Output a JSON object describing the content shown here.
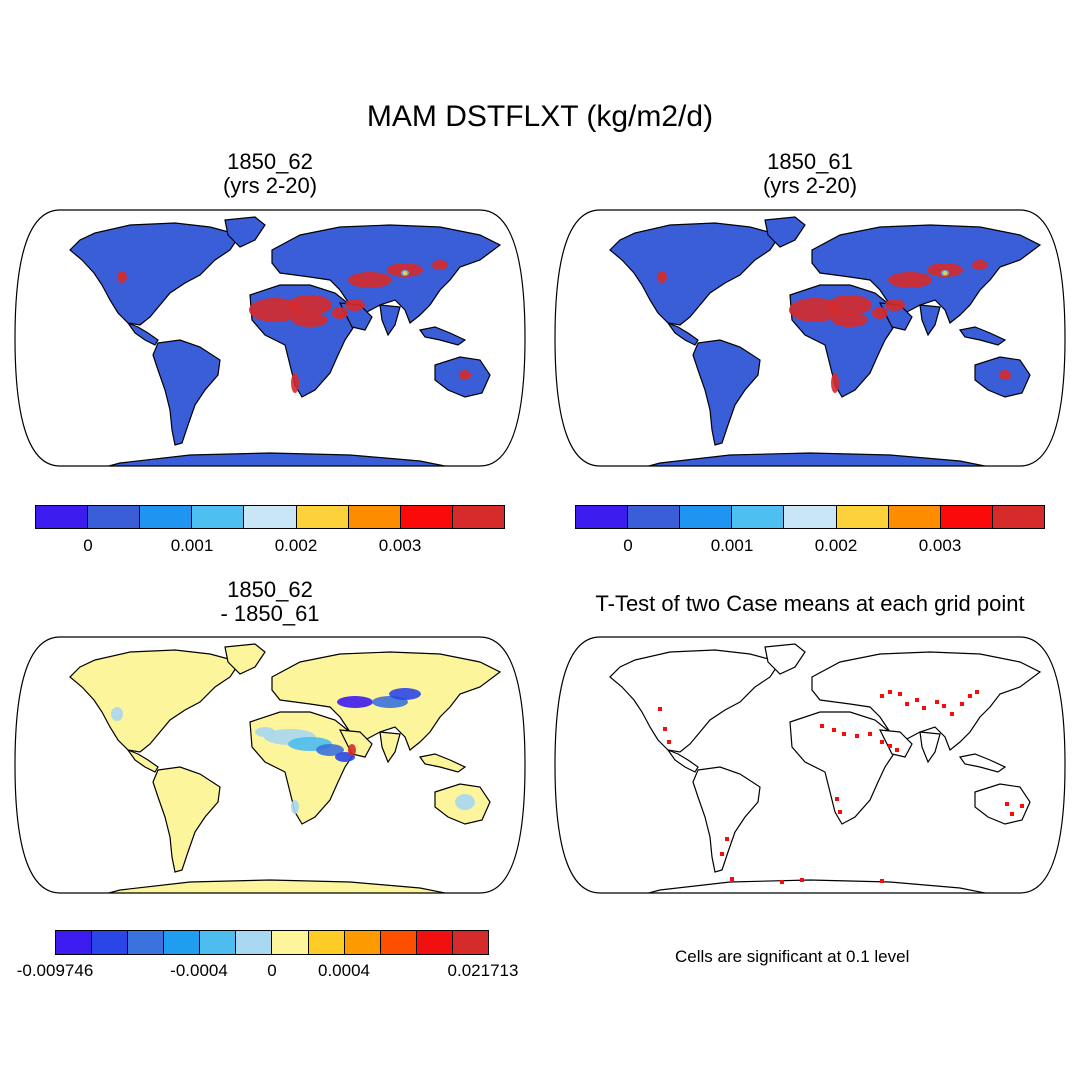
{
  "title": "MAM DSTFLXT (kg/m2/d)",
  "panels": [
    {
      "title_line1": "1850_62",
      "title_line2": "(yrs 2-20)"
    },
    {
      "title_line1": "1850_61",
      "title_line2": "(yrs 2-20)"
    },
    {
      "title_line1": "1850_62",
      "title_line2": "- 1850_61"
    },
    {
      "title_line1": "T-Test of two Case means at each grid point",
      "title_line2": ""
    }
  ],
  "colorbar_abs": {
    "colors": [
      "#3d1cf0",
      "#3a5ed8",
      "#1f94f0",
      "#4dbff0",
      "#c8e6f5",
      "#fdd13a",
      "#fd8c00",
      "#fb0a0a",
      "#d62b2b"
    ],
    "labels": [
      "0",
      "0.001",
      "0.002",
      "0.003"
    ]
  },
  "colorbar_diff": {
    "colors": [
      "#3d1cf0",
      "#2b46e8",
      "#3a72de",
      "#1f9ef0",
      "#4dbdf0",
      "#a8d7f2",
      "#fdf59b",
      "#fdcc26",
      "#fd9a00",
      "#fd4f00",
      "#f01010",
      "#d62b2b"
    ],
    "labels": [
      "-0.009746",
      "-0.0004",
      "0",
      "0.0004",
      "0.021713"
    ]
  },
  "ttest_note": "Cells are significant at 0.1 level",
  "map_colors": {
    "ocean": "#ffffff",
    "land_abs": "#3a5ed8",
    "land_diff": "#fdf59b",
    "desert_hot": "#d62b2b",
    "sig_cell": "#fb0a0a"
  }
}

→ PROBLEM DESCRIPTION: Repeat the records above exactly, leaving out any pictures they contain.

→ EXERCISE RESULT:
Output a JSON object describing the content shown here.
{
  "title": "MAM DSTFLXT (kg/m2/d)",
  "panels": [
    {
      "title_line1": "1850_62",
      "title_line2": "(yrs 2-20)"
    },
    {
      "title_line1": "1850_61",
      "title_line2": "(yrs 2-20)"
    },
    {
      "title_line1": "1850_62",
      "title_line2": "- 1850_61"
    },
    {
      "title_line1": "T-Test of two Case means at each grid point",
      "title_line2": ""
    }
  ],
  "colorbar_abs": {
    "colors": [
      "#3d1cf0",
      "#3a5ed8",
      "#1f94f0",
      "#4dbff0",
      "#c8e6f5",
      "#fdd13a",
      "#fd8c00",
      "#fb0a0a",
      "#d62b2b"
    ],
    "labels": [
      "0",
      "0.001",
      "0.002",
      "0.003"
    ]
  },
  "colorbar_diff": {
    "colors": [
      "#3d1cf0",
      "#2b46e8",
      "#3a72de",
      "#1f9ef0",
      "#4dbdf0",
      "#a8d7f2",
      "#fdf59b",
      "#fdcc26",
      "#fd9a00",
      "#fd4f00",
      "#f01010",
      "#d62b2b"
    ],
    "labels": [
      "-0.009746",
      "-0.0004",
      "0",
      "0.0004",
      "0.021713"
    ]
  },
  "ttest_note": "Cells are significant at 0.1 level",
  "map_colors": {
    "ocean": "#ffffff",
    "land_abs": "#3a5ed8",
    "land_diff": "#fdf59b",
    "desert_hot": "#d62b2b",
    "sig_cell": "#fb0a0a"
  }
}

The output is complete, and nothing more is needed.